### Job
Exactly repeat the material, dropping every picture from the copy.

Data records
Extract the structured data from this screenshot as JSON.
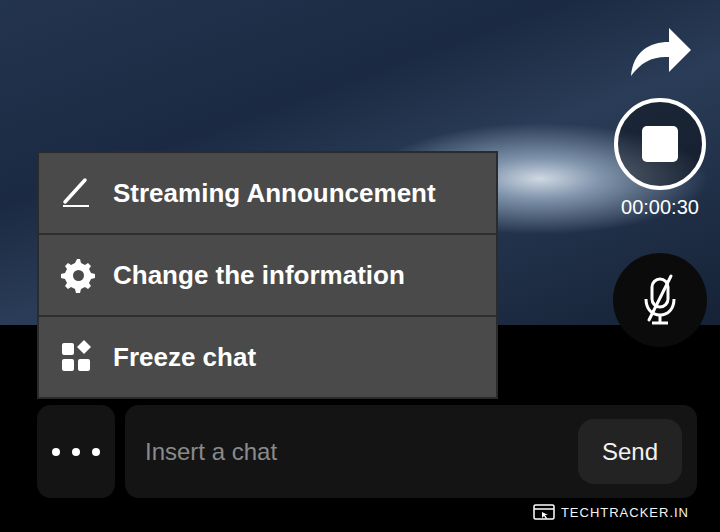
{
  "menu": {
    "items": [
      {
        "label": "Streaming Announcement"
      },
      {
        "label": "Change the information"
      },
      {
        "label": "Freeze chat"
      }
    ]
  },
  "recording": {
    "elapsed": "00:00:30"
  },
  "mic": {
    "muted": true
  },
  "chat": {
    "placeholder": "Insert a chat",
    "send": "Send"
  },
  "watermark": "TECHTRACKER.IN"
}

### The output
Extract the structured data from this screenshot as JSON.
{
  "menu": {
    "items": [
      {
        "label": "Streaming Announcement"
      },
      {
        "label": "Change the information"
      },
      {
        "label": "Freeze chat"
      }
    ]
  },
  "recording": {
    "elapsed": "00:00:30"
  },
  "mic": {
    "muted": true
  },
  "chat": {
    "placeholder": "Insert a chat",
    "send": "Send"
  },
  "watermark": "TECHTRACKER.IN"
}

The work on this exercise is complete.